### DATA TO PROCESS
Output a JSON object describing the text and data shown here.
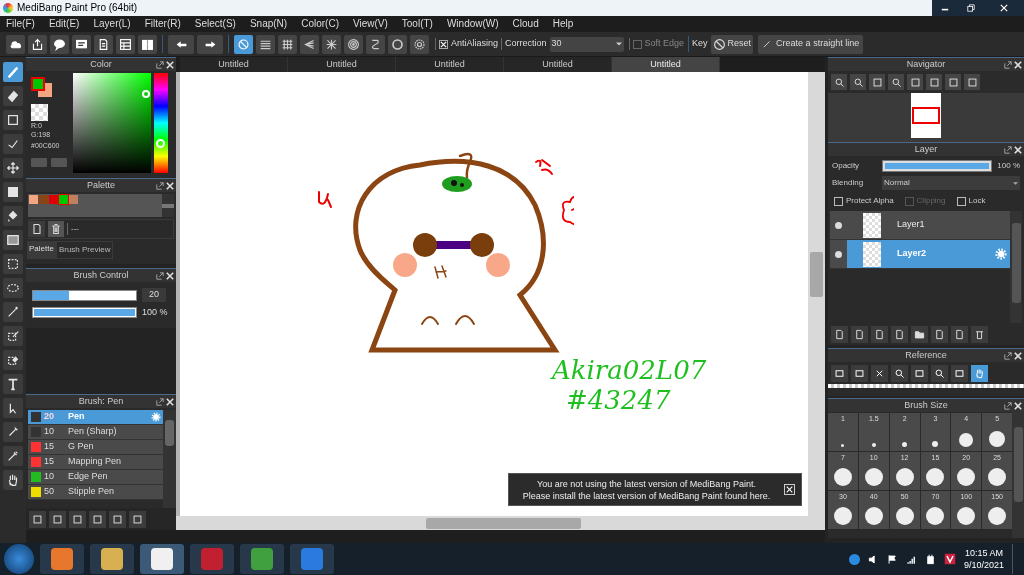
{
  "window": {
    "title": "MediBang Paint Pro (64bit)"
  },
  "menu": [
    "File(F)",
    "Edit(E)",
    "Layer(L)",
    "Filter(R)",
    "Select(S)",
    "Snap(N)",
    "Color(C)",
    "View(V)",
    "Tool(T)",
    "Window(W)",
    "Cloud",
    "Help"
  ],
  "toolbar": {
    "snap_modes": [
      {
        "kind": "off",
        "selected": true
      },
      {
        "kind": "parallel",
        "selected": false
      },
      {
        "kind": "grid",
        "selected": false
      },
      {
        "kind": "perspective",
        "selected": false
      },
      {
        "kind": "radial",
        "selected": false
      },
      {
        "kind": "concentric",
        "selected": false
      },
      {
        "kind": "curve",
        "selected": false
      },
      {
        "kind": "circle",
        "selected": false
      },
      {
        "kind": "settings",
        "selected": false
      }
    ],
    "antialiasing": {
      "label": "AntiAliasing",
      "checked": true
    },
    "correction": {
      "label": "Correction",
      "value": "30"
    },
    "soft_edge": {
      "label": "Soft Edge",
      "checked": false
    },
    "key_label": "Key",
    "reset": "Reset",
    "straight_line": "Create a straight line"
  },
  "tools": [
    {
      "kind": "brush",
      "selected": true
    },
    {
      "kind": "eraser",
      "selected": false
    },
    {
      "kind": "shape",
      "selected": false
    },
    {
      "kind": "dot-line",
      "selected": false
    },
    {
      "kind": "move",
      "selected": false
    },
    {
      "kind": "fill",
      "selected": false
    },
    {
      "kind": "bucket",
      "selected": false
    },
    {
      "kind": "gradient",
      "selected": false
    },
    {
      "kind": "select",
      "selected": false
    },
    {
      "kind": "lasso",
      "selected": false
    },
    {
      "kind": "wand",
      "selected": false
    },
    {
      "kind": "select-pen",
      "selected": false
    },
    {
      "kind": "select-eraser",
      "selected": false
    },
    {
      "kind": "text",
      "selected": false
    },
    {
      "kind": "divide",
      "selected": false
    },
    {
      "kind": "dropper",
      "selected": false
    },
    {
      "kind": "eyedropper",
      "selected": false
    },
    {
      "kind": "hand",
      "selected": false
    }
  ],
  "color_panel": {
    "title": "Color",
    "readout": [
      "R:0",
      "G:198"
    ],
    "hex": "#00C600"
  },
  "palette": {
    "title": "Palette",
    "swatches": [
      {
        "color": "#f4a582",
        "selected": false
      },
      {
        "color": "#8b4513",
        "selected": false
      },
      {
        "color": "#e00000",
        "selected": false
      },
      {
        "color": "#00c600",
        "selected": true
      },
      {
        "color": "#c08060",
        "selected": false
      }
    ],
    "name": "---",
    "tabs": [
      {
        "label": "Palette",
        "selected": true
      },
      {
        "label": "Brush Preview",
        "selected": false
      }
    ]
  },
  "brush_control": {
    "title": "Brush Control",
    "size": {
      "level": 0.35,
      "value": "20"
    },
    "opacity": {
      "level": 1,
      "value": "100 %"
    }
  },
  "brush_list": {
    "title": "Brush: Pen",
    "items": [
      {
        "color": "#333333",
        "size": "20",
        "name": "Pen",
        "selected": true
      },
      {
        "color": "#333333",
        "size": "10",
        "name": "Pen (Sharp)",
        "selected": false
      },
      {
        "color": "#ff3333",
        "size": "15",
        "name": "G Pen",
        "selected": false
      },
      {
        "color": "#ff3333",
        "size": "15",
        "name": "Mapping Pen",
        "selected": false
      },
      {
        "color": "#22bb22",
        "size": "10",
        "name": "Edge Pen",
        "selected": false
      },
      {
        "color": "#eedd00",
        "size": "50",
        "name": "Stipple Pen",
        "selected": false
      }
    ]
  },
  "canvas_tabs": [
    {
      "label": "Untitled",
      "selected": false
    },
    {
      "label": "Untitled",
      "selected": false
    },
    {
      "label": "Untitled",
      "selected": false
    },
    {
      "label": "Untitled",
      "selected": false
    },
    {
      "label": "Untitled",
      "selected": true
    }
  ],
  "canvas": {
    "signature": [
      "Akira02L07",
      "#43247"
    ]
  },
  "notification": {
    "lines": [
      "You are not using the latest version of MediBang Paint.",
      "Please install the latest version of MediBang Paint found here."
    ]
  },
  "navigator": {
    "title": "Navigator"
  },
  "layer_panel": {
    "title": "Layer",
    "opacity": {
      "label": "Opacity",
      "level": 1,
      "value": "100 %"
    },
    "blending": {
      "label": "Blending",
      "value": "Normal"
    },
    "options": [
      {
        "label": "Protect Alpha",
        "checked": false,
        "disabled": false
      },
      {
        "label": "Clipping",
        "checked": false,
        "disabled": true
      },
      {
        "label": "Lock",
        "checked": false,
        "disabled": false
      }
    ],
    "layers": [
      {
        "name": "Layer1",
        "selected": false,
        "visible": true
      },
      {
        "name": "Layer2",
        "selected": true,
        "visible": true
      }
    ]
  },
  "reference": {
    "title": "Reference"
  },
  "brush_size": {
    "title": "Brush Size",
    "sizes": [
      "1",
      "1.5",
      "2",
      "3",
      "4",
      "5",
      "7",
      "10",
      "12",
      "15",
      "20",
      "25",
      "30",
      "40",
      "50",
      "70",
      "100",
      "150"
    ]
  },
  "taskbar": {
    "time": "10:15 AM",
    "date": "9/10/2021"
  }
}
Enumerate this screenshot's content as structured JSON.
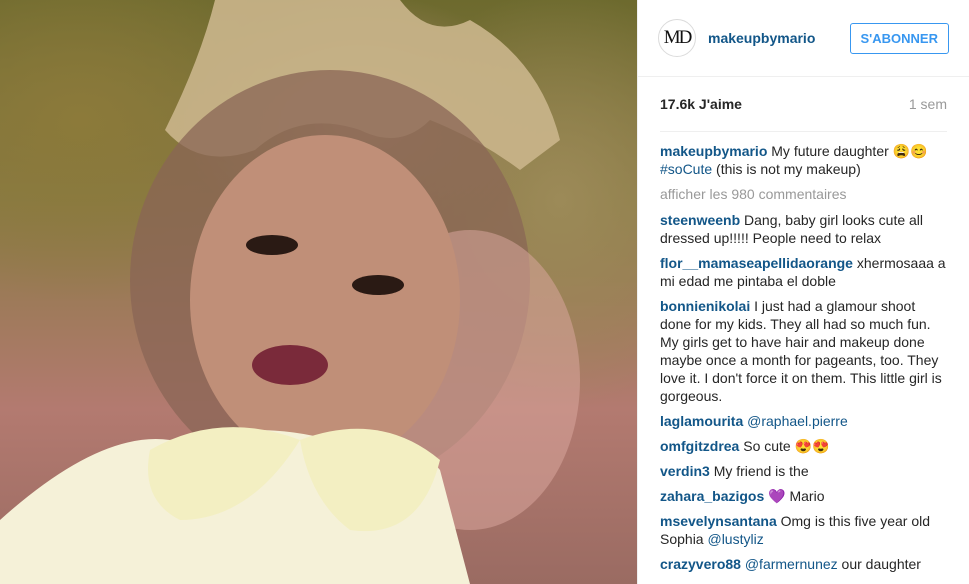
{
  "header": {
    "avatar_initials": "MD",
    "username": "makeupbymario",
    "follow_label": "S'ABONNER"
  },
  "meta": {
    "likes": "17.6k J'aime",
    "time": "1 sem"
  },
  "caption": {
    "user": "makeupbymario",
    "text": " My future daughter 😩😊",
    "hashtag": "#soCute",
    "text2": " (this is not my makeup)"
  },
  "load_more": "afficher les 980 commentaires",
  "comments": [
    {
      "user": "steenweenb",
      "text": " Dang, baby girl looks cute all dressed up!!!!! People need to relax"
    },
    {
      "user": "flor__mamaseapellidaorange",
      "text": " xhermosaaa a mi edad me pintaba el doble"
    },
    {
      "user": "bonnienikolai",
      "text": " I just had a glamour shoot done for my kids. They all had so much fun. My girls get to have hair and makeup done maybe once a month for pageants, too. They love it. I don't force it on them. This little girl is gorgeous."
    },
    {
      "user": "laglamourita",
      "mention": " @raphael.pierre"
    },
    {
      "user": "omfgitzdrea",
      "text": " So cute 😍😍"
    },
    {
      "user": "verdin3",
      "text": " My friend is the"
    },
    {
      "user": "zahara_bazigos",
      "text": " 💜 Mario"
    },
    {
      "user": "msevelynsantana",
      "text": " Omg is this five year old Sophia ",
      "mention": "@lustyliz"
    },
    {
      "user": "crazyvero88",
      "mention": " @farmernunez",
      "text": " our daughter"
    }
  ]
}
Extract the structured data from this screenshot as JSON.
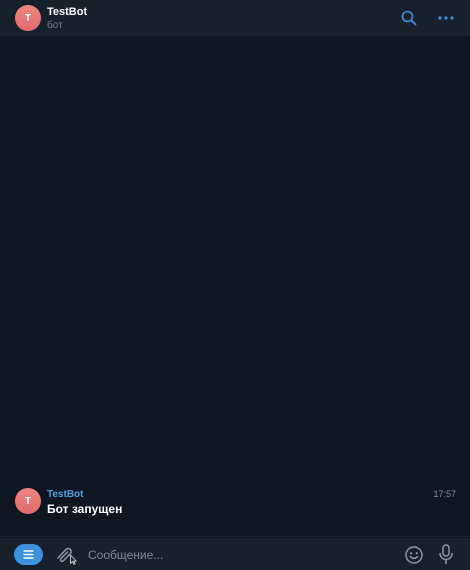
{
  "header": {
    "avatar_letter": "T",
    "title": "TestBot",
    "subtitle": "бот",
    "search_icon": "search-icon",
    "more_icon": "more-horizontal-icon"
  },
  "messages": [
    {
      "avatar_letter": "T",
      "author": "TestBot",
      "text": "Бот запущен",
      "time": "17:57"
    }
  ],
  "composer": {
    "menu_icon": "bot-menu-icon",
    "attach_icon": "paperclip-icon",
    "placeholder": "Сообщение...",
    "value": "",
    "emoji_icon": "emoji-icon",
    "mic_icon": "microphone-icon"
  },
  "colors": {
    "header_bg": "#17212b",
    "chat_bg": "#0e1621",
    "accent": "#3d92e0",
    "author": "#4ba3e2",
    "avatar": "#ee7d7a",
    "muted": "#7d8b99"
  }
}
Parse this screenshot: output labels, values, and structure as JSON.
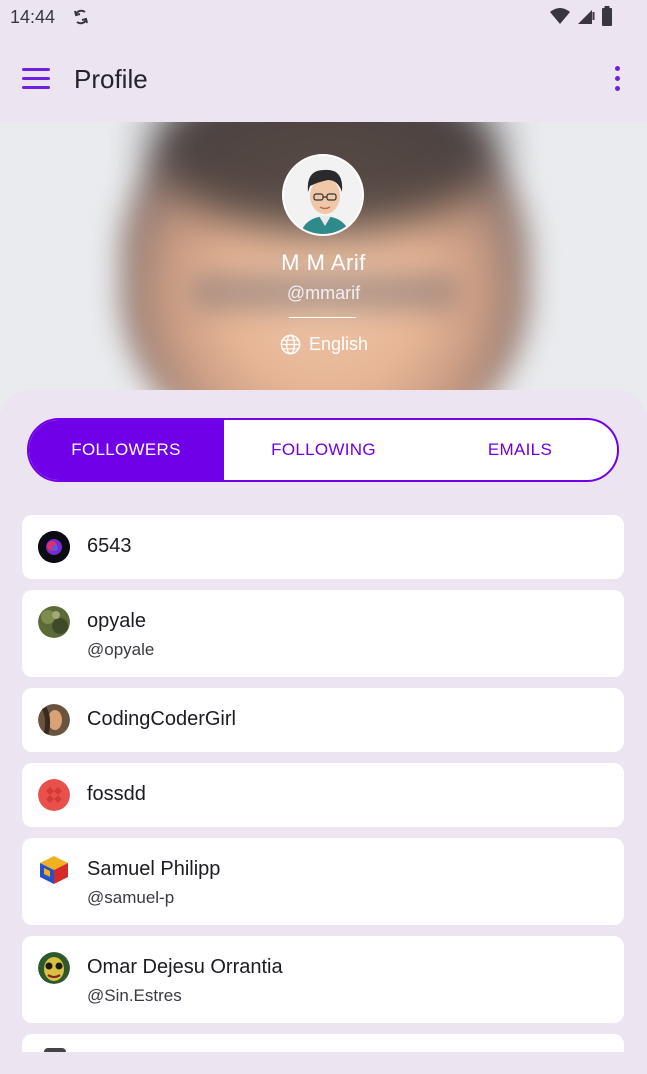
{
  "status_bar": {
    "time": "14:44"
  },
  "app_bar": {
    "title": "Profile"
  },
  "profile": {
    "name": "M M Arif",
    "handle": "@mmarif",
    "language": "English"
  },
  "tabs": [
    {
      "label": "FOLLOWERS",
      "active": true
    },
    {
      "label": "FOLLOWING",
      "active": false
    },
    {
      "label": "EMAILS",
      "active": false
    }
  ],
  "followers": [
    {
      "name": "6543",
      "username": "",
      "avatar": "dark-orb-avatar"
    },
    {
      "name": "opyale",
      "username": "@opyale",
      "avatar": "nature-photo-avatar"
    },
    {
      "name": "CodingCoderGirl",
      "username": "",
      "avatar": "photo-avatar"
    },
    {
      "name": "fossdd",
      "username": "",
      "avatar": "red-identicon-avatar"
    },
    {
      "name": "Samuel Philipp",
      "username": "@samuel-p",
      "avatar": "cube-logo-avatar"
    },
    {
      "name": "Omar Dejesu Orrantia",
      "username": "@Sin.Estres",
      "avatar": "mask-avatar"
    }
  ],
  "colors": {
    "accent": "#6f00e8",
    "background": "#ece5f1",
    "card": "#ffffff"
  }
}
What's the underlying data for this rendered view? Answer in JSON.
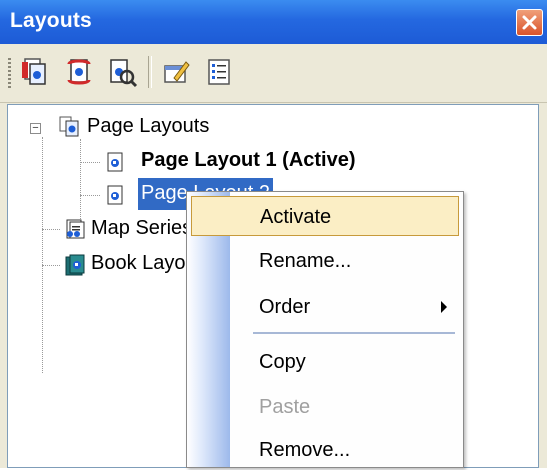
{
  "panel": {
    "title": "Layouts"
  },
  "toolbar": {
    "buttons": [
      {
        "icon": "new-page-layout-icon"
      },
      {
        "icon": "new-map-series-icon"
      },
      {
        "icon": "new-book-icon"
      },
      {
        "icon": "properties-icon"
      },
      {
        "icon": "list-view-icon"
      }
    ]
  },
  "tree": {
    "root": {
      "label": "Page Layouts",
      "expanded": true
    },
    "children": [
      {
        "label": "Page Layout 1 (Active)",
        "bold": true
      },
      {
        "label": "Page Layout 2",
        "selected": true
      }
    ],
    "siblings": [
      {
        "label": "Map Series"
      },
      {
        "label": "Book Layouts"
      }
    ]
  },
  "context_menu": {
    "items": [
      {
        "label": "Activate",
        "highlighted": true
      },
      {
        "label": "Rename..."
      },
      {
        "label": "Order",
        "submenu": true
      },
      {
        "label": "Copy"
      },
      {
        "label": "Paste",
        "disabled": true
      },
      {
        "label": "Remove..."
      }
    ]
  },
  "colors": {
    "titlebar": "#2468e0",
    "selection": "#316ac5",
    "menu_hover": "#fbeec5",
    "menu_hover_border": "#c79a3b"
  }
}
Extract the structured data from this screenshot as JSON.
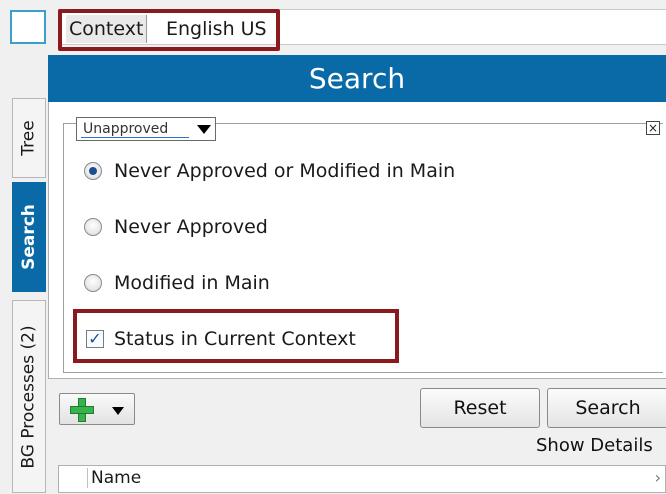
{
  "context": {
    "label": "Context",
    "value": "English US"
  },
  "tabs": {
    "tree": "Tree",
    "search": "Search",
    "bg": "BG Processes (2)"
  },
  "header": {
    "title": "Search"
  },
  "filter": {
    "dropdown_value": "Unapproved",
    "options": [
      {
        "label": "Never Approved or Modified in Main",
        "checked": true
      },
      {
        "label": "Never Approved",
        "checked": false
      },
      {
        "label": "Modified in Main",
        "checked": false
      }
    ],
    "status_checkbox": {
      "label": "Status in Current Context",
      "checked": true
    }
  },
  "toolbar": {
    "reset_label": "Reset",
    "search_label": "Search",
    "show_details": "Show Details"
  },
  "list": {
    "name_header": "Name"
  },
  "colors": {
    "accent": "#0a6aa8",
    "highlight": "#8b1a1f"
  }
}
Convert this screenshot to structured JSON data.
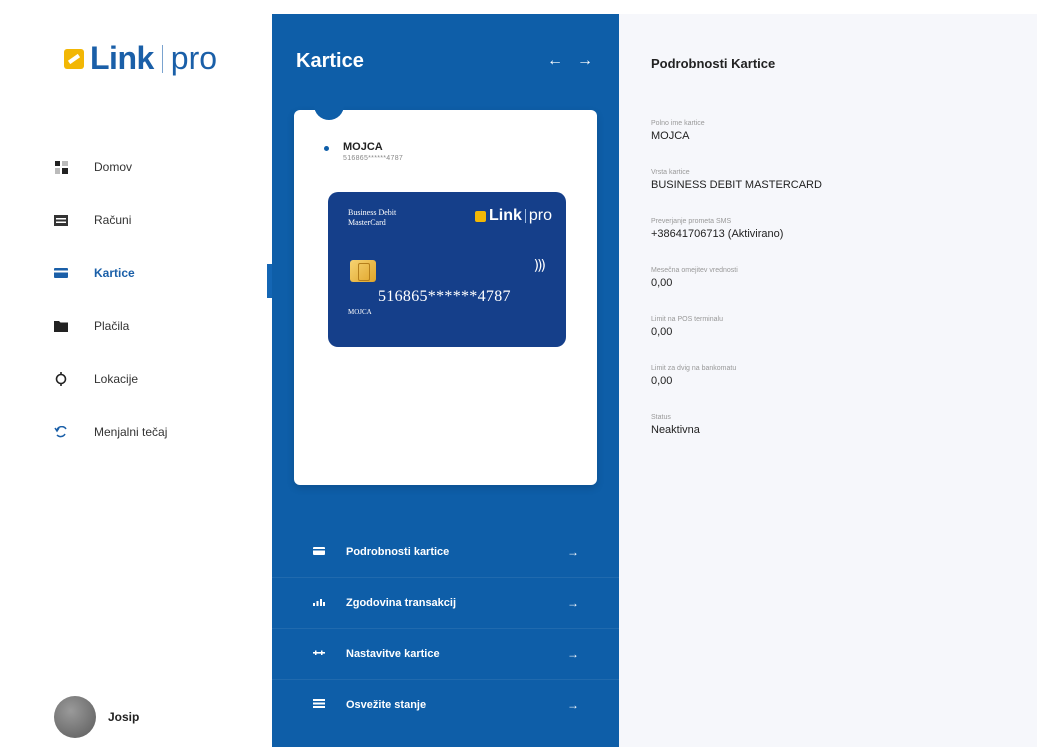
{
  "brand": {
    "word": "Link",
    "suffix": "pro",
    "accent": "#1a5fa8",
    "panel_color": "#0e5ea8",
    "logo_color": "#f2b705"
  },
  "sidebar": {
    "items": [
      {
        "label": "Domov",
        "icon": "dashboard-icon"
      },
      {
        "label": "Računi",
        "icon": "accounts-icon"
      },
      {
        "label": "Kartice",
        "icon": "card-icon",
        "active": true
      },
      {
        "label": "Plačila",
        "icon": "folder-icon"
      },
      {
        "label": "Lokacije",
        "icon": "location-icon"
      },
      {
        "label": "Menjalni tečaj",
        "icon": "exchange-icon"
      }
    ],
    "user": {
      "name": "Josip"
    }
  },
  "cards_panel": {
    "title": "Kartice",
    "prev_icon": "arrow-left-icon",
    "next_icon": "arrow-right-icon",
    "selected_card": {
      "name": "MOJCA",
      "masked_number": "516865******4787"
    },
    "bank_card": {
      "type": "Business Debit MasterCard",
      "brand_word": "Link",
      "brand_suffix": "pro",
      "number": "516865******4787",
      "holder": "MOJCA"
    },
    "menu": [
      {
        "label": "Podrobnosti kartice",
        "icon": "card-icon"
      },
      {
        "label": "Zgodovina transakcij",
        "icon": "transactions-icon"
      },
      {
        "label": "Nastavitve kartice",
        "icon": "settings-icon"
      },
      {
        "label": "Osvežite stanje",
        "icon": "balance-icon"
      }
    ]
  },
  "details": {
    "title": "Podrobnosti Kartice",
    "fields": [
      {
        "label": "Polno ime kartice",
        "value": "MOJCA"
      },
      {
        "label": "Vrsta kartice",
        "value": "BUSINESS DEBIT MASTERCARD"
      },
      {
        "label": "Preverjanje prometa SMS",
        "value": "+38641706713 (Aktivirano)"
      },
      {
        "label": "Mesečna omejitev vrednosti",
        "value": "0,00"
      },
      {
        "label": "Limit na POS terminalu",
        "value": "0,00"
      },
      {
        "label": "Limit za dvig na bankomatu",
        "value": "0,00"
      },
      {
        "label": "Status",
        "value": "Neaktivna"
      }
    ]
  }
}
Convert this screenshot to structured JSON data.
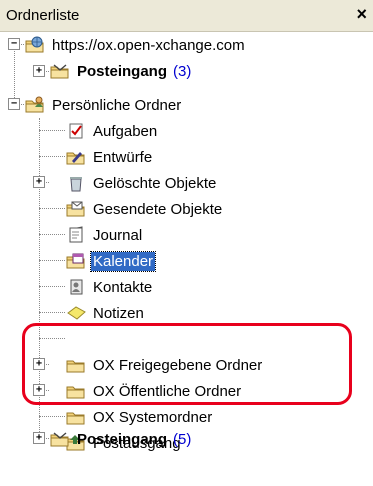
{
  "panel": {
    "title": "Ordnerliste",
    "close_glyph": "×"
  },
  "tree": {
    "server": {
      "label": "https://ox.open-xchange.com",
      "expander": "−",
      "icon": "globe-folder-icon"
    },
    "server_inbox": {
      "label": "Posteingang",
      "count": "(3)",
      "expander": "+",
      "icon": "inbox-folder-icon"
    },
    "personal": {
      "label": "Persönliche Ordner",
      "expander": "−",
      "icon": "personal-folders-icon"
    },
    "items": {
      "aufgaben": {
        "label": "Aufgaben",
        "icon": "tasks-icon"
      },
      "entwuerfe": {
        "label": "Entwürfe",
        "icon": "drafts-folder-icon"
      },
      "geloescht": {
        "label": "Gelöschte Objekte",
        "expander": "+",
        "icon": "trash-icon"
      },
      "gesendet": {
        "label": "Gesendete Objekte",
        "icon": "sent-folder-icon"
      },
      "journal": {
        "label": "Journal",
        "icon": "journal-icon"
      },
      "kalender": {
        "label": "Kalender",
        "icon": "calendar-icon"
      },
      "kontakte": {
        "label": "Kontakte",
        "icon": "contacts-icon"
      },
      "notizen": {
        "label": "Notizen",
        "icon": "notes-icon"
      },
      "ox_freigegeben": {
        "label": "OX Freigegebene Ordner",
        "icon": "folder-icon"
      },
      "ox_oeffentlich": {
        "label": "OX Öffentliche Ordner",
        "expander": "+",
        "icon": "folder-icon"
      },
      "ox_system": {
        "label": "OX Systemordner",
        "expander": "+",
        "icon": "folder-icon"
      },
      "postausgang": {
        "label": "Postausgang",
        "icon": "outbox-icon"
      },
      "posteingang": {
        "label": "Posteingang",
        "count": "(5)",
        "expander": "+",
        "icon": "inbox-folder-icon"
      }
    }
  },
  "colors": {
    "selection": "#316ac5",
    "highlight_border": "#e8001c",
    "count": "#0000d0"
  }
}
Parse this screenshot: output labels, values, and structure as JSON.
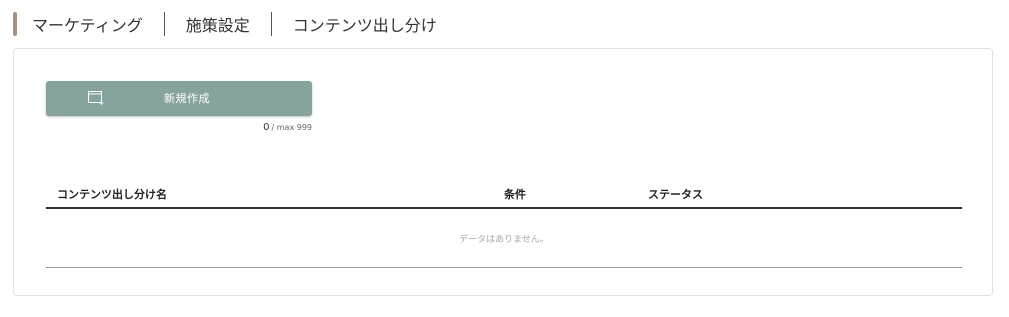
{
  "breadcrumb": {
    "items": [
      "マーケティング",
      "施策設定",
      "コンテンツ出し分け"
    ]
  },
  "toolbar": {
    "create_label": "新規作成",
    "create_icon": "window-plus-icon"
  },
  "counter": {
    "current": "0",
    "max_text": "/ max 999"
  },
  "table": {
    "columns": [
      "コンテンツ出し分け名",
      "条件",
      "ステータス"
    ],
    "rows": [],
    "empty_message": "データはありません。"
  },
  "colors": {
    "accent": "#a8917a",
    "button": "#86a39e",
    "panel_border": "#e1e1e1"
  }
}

### JOB
Gather every line from the listing above in which the word "Main" appears.

### WRITTEN SOLUTION
        "label": "Never Approved or Modified in Main",
        "label": "Modified in Main",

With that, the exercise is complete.